- PROVIDED TEXT -
All-In-One Review Roundup

Michael Brown

Five all-in-one PCs go head-to-head

We know what you’re thinking. Why is Maximum PC dedicating precious time doing another roundup of all-in-one PCs? You’d never buy one of these machines as your primary computer, right? Right. We’d never be satisfied with just an all-in-one, either. But we can’t think of a better second computer.

Sure, you could retire an older PC to the kitchen or family room. Or you could carry a notebook or tablet from room to room. But it’s hard to overstate the convenience of an all-in-one: There’s only one device taking up space on your desk; it has the same footprint as a monitor; you need just a single power outlet; it’s always there when you need it; and unlike a notebook or tablet, you’ll never need to hunt it down only to discover that it has a dead battery.

We’re not ignoring the drawbacks of nearly all consumer all-in-ones. They’re difficult, if not impossible to upgrade; and they generally suck for hardcore gaming, because most depend on mobile GPUs at best, and integrated graphics at worst. But this class of machine is definitely on an upswing. In fact, the market research firm IHS recently forecast that AiO sales will grow by a blistering 20 percent this year, while sales of conventional desktops will post an anemic gain of just .2 percent.

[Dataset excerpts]

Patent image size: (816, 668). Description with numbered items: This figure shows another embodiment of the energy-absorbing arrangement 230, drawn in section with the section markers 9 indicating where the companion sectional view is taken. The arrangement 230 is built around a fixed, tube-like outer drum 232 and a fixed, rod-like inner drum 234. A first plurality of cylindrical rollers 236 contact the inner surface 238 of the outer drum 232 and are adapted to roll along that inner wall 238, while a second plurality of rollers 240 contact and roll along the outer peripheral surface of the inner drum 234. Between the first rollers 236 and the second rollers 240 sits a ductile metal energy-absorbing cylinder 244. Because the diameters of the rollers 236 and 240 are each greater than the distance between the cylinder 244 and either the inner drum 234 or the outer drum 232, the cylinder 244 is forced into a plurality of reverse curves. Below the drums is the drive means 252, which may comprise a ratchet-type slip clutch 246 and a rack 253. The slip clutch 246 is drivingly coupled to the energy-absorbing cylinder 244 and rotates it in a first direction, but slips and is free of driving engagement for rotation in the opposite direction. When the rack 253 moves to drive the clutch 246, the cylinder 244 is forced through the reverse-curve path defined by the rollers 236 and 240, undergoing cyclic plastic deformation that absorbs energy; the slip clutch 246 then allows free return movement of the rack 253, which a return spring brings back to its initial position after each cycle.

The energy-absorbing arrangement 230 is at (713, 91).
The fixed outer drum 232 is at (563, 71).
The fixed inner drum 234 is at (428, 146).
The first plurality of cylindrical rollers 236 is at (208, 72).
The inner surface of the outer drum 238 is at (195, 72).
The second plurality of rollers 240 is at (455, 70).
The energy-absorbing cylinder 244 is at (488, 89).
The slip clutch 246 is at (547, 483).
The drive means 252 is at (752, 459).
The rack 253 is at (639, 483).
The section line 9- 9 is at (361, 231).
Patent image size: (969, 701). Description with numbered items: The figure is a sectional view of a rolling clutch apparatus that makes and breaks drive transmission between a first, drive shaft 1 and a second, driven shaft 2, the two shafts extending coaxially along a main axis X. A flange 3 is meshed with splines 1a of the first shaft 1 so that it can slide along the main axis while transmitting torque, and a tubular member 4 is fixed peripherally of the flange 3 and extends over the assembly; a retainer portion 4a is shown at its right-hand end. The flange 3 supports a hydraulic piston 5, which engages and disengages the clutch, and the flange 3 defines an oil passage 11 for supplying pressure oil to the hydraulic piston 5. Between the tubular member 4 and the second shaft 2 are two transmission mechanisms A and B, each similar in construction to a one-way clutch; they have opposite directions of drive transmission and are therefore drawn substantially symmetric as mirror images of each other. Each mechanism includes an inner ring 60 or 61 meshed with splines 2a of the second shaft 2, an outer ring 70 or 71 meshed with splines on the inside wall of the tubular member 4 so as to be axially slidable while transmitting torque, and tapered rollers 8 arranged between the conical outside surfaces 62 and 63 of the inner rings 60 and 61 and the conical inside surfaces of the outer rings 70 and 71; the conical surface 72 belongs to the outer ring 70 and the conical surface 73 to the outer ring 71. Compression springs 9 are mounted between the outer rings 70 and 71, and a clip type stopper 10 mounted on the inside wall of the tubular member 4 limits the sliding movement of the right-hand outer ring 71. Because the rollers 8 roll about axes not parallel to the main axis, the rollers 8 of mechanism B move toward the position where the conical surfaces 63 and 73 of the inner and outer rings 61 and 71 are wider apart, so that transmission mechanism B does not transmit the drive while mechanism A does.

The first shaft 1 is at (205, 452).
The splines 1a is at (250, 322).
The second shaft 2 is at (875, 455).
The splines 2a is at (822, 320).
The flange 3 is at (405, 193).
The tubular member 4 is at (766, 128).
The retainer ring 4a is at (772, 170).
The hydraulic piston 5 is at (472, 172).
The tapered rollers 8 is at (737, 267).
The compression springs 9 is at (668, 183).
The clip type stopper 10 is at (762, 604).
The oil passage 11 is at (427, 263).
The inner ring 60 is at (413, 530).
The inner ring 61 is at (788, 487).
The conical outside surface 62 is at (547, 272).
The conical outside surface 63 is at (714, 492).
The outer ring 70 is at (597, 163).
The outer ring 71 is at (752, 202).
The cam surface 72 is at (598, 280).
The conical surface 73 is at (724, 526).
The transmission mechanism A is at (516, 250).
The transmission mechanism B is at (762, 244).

- WHAT YOU SHOULD DO -
Repeat the all-in-one PC roundup in full, word for word.

- TASK RESPONSE -
All-In-One Review Roundup

Michael Brown

Five all-in-one PCs go head-to-head

We know what you’re thinking. Why is Maximum PC dedicating precious time doing another roundup of all-in-one PCs? You’d never buy one of these machines as your primary computer, right? Right. We’d never be satisfied with just an all-in-one, either. But we can’t think of a better second computer.

Sure, you could retire an older PC to the kitchen or family room. Or you could carry a notebook or tablet from room to room. But it’s hard to overstate the convenience of an all-in-one: There’s only one device taking up space on your desk; it has the same footprint as a monitor; you need just a single power outlet; it’s always there when you need it; and unlike a notebook or tablet, you’ll never need to hunt it down only to discover that it has a dead battery.

We’re not ignoring the drawbacks of nearly all consumer all-in-ones. They’re difficult, if not impossible to upgrade; and they generally suck for hardcore gaming, because most depend on mobile GPUs at best, and integrated graphics at worst. But this class of machine is definitely on an upswing. In fact, the market research firm IHS recently forecast that AiO sales will grow by a blistering 20 percent this year, while sales of conventional desktops will post an anemic gain of just .2 percent.